* **DATASET RECORDS**:
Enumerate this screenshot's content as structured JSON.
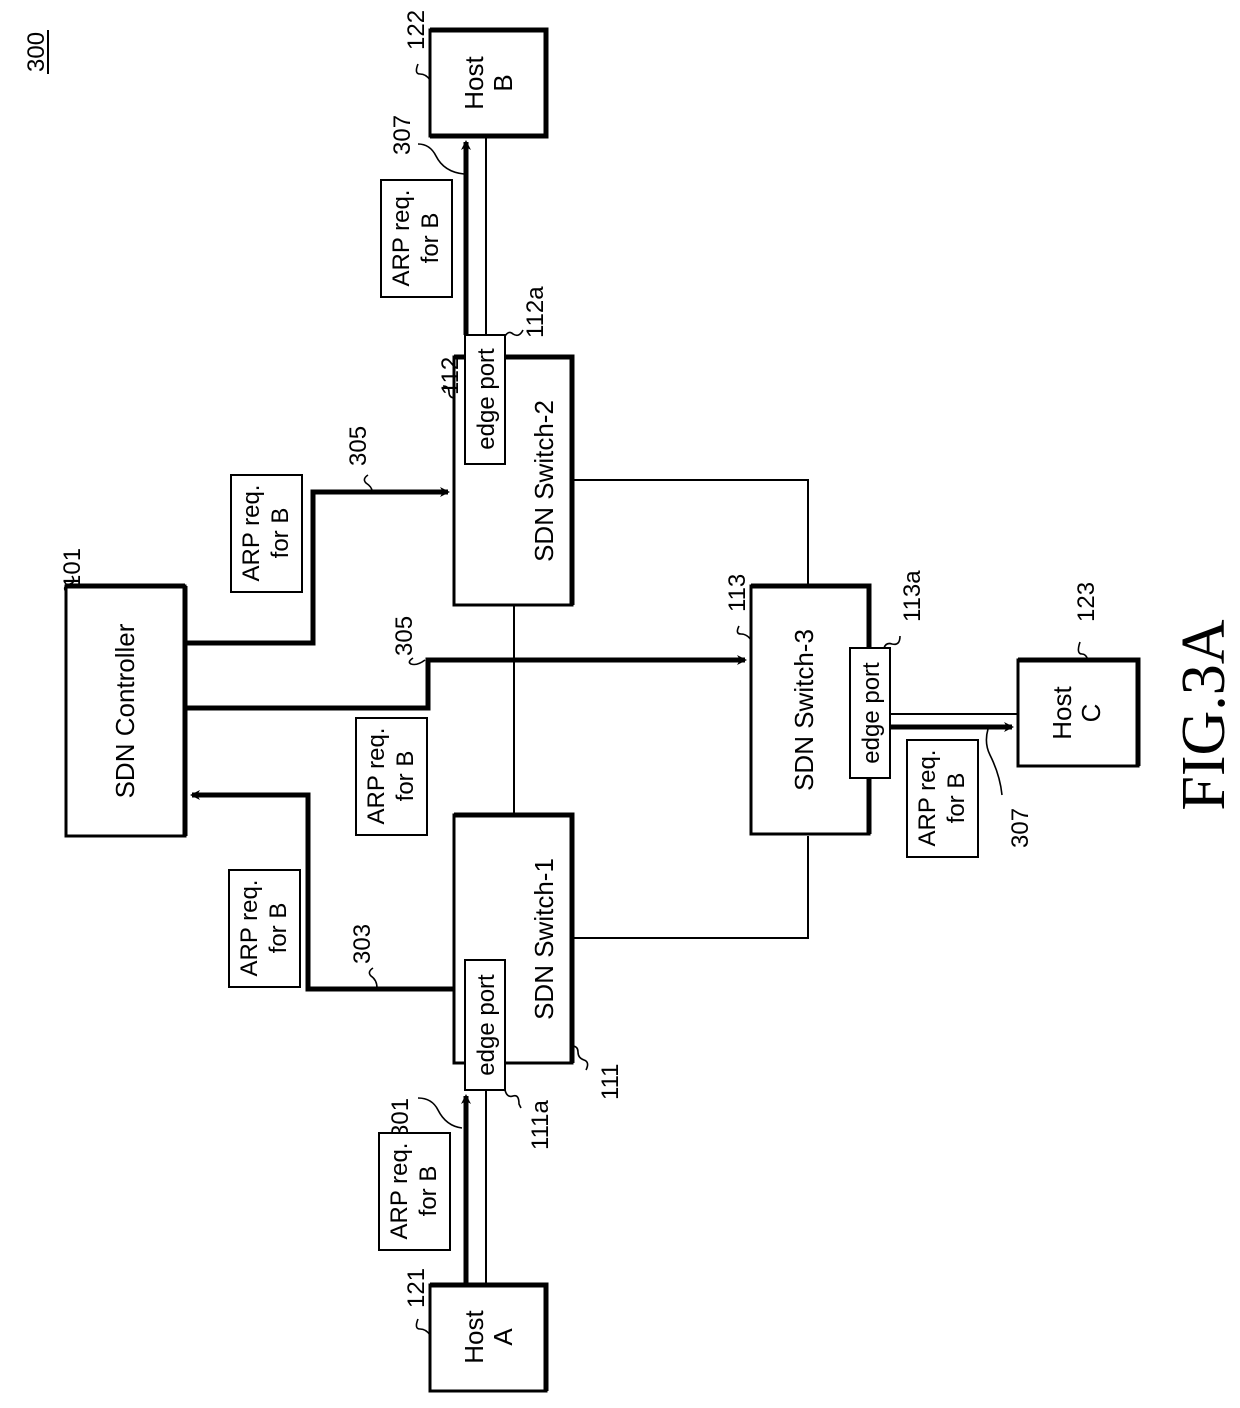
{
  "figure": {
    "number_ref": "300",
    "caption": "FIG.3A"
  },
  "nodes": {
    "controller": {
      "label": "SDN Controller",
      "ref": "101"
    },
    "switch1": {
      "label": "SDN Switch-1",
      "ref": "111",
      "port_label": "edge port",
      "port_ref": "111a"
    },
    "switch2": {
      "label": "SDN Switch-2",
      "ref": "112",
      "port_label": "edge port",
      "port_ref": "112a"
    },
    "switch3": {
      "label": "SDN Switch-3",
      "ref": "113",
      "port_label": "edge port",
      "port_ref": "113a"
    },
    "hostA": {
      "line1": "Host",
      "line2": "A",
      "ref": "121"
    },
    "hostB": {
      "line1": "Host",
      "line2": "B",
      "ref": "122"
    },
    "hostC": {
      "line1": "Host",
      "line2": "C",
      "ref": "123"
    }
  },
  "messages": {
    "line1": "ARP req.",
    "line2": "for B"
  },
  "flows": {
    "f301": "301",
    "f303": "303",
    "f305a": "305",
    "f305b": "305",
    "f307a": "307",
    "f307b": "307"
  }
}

* **DIRECTION**:
Set down the material above as is, without any pictures.

* **CORRECT OUTPUT**:
Enumerate this screenshot's content as structured JSON.
{
  "figure": {
    "number_ref": "300",
    "caption": "FIG.3A"
  },
  "nodes": {
    "controller": {
      "label": "SDN Controller",
      "ref": "101"
    },
    "switch1": {
      "label": "SDN Switch-1",
      "ref": "111",
      "port_label": "edge port",
      "port_ref": "111a"
    },
    "switch2": {
      "label": "SDN Switch-2",
      "ref": "112",
      "port_label": "edge port",
      "port_ref": "112a"
    },
    "switch3": {
      "label": "SDN Switch-3",
      "ref": "113",
      "port_label": "edge port",
      "port_ref": "113a"
    },
    "hostA": {
      "line1": "Host",
      "line2": "A",
      "ref": "121"
    },
    "hostB": {
      "line1": "Host",
      "line2": "B",
      "ref": "122"
    },
    "hostC": {
      "line1": "Host",
      "line2": "C",
      "ref": "123"
    }
  },
  "messages": {
    "line1": "ARP req.",
    "line2": "for B"
  },
  "flows": {
    "f301": "301",
    "f303": "303",
    "f305a": "305",
    "f305b": "305",
    "f307a": "307",
    "f307b": "307"
  }
}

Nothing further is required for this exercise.